Task directions: Extend the article on flexible, user-friendly IGBT modules below, continuing from its last sentence.

Text segment:
>> BEGIN
Power Electronics

Making IGBT Modules Flexible and User-Friendly

A new platform offers cost-efficient, expandable and flexible IGBT modules. It exploits latest-generation IGBT chip technology to offer optimal power modules for several power systems.

Development engineers working on the design of cost-efficient power electronic converters used in electrical drives, UPSs, welding machines or inductive heating systems depend on reliable and robust insulated gate bipolar transistor (IGBT) modules. Key requirements for these IGBT modules include:

  • Optimized static and dynamic power losses due to the latest IGBT chip technology.

  • Compact IGBT module dimensions leading to compact converter sizes.

  • Low module case height to reduce internal stray inductance.

  • User-friendly dc plus/minus and ac terminals for a low-inductive dc link layout.

  • Module availability in various switch topologies, such as half bridge/chopper/six pack.

  • Simple but flexible driver interface on top of module.

  • Integration of a temperature sensor for a basic protective function.

  • Possibility to easy parallel modules for higher output power.
>> END
Stored rows:
>> BEGIN
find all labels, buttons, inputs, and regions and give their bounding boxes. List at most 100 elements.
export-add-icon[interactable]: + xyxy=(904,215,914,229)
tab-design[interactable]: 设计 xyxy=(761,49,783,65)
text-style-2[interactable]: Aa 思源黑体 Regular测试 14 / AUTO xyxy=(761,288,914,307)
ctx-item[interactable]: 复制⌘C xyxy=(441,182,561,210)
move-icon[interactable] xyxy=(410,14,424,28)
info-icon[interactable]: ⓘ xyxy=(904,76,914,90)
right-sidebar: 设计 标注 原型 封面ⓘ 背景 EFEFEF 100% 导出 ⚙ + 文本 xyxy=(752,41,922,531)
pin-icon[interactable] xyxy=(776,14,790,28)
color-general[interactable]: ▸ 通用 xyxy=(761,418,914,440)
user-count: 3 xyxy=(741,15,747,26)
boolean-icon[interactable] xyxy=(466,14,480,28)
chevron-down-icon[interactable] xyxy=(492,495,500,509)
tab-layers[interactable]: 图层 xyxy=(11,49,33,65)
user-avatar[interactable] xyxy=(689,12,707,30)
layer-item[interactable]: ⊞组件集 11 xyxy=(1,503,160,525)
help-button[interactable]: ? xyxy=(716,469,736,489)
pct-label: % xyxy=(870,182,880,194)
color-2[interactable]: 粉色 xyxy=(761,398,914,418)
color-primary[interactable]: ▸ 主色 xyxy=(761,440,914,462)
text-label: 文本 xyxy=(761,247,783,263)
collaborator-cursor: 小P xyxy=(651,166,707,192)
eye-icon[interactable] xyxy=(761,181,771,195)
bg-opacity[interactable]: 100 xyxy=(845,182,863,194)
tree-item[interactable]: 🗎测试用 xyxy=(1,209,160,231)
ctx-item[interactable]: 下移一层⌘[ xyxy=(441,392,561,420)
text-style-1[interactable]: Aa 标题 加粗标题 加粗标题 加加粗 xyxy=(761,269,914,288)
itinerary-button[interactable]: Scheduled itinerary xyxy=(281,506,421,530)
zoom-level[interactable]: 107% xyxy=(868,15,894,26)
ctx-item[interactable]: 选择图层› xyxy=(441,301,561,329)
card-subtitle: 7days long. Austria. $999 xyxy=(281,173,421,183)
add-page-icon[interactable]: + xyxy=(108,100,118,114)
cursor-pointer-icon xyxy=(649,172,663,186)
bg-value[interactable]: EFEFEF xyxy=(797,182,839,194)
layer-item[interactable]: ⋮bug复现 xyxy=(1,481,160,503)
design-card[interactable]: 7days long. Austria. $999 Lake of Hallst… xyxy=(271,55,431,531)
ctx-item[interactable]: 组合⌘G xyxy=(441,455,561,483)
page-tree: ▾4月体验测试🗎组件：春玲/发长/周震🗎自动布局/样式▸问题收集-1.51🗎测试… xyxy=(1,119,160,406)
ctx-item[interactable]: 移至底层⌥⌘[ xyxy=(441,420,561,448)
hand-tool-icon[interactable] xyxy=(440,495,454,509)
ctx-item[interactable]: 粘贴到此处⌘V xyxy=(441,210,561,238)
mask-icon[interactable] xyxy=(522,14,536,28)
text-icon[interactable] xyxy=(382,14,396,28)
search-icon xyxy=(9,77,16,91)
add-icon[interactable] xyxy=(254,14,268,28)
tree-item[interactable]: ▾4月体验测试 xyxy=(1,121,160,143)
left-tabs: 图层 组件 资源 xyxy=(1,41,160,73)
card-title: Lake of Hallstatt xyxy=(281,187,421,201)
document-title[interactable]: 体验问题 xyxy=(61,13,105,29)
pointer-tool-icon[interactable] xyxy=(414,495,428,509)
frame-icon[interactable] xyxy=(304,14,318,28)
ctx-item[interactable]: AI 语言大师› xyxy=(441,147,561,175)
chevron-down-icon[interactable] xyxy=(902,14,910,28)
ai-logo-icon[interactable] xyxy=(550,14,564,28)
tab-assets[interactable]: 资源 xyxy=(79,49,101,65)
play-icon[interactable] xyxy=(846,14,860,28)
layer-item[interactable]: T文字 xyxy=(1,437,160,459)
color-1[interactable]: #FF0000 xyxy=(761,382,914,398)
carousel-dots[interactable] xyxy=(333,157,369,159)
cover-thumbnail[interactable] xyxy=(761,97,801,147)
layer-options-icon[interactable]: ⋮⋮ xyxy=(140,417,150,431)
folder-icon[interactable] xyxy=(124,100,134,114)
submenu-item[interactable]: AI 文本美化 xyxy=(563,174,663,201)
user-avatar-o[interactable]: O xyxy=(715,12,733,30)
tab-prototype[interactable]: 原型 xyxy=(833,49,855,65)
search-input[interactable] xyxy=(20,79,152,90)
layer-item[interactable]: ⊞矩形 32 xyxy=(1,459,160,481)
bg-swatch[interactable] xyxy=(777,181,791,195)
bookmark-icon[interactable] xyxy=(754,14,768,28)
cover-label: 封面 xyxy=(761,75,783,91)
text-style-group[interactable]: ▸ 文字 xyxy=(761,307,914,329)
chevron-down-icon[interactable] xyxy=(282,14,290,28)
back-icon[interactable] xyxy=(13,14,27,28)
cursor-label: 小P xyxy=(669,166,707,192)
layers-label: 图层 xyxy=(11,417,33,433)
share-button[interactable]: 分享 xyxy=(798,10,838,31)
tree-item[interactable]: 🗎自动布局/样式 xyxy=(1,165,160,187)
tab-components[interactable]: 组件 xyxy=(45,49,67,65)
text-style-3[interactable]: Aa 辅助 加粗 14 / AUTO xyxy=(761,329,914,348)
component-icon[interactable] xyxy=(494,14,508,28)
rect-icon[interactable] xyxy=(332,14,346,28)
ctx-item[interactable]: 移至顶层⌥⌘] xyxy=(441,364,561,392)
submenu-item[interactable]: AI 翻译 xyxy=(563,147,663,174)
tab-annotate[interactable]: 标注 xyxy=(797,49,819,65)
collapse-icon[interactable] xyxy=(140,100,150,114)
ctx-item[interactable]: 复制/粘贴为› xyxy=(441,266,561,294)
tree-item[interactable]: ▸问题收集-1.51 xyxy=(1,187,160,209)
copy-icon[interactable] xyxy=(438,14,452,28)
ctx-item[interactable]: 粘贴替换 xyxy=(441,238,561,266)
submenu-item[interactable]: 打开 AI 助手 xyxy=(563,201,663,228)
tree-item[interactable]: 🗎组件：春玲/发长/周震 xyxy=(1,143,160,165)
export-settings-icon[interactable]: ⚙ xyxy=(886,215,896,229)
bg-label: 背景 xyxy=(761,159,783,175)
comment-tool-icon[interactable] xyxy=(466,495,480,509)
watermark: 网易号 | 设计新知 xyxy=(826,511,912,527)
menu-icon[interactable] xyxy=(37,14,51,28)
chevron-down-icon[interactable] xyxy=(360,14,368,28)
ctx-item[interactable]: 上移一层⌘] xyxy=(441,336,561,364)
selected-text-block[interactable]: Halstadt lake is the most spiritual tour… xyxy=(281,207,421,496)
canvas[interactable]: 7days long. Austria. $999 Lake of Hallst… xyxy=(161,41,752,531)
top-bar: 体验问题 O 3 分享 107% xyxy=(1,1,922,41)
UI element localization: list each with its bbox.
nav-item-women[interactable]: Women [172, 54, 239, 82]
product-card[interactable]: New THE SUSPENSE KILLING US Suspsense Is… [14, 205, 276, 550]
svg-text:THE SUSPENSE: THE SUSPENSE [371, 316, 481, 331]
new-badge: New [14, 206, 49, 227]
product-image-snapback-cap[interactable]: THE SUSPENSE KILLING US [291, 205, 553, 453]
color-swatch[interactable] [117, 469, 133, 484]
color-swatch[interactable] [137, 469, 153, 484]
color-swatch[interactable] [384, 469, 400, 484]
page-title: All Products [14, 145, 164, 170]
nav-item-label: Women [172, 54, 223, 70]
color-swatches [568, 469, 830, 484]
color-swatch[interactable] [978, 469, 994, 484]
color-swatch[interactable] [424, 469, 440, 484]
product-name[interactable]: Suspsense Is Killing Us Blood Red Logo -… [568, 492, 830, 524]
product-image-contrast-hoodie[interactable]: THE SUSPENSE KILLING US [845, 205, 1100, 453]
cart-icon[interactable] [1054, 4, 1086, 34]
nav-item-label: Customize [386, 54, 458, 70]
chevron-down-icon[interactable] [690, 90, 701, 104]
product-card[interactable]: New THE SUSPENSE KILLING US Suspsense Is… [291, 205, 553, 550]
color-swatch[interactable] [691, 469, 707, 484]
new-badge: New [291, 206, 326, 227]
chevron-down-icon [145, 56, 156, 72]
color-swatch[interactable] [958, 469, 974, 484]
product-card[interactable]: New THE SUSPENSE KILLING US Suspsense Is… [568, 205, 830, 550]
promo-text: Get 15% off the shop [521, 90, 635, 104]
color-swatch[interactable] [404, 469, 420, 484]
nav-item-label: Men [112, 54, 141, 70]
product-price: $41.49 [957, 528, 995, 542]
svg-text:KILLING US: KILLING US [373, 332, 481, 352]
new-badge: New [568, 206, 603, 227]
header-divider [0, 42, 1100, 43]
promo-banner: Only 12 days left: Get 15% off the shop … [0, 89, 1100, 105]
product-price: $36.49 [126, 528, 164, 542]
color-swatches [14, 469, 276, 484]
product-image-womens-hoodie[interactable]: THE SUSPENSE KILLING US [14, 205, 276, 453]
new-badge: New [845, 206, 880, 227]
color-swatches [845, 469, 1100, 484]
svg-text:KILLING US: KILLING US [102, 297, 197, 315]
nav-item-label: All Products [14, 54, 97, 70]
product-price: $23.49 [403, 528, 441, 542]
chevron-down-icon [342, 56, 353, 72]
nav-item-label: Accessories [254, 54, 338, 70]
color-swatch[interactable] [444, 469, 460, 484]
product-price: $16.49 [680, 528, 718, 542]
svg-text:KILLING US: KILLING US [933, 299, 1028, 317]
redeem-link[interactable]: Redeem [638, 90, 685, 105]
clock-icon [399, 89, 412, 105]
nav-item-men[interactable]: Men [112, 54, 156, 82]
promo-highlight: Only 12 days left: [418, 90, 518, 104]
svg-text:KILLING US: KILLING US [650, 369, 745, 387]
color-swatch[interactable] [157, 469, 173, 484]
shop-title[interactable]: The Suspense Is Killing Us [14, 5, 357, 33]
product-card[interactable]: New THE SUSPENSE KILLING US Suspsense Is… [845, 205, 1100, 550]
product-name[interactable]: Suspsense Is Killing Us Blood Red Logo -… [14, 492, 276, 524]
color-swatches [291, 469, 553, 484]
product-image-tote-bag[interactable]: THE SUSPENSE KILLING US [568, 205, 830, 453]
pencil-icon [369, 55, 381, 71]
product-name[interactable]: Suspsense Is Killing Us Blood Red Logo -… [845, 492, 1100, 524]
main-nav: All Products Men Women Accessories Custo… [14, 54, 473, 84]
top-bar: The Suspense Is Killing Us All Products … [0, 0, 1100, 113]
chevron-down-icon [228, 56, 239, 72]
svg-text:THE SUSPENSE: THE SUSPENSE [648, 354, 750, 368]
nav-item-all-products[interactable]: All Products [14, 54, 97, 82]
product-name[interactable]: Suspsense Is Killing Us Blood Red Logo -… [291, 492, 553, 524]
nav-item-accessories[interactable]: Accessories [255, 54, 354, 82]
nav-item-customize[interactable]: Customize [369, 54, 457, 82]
>> END
Written response:
However, comparing the above requirements to the existing IGBT module technologies reveals some drawbacks. In the case of IGBT half-bridge packages of 34-mm/62-mm width, they are:

  • Position of ac and dc terminals is impeding with an easy dc link construction.

  • Position of ac and dc terminals is limiting the space for on-top driver.

  • Minimum terminal height is 30 mm because of a common standard.

  • Different pitch between main terminals for different module sizes.

  • Automated production is difficult because of internal construction.

  • Main terminals have limited maximum current.

Shortcomings in the present six-pack modules include:

  • The high-power (heat) density is too high for an effective use of silicon.

  • Constraints for manufacturers and users due to large mechanical size and on-top driver.

  • Six-pack modules show reduced flexibility and a limited product range.

Overcoming Module Weaknesses

In addition to the above limitations, new chip generation developments, such as IGBT3 Trench and Soft-Punch-Through, require an adapted packaging layout. Moreover, the internal design of present power modules needs further optimization to match the IGBT characteristics, such as low saturation voltage VCE(sat) of Trench devices, and best performance tradeoff of Esw vs. VCE(sat) for SPT devices. Also, the internal module construction has to show low ohmic resistance for low conduction losses and low stray inductance to minimize overvoltages during commutation.

Table. Comparison of generations of 1200-V IGBT technologies (123, 126, 128).
1200-V IGBT Generations (VCC=600 V; IN=100 A, RG=8 Ω)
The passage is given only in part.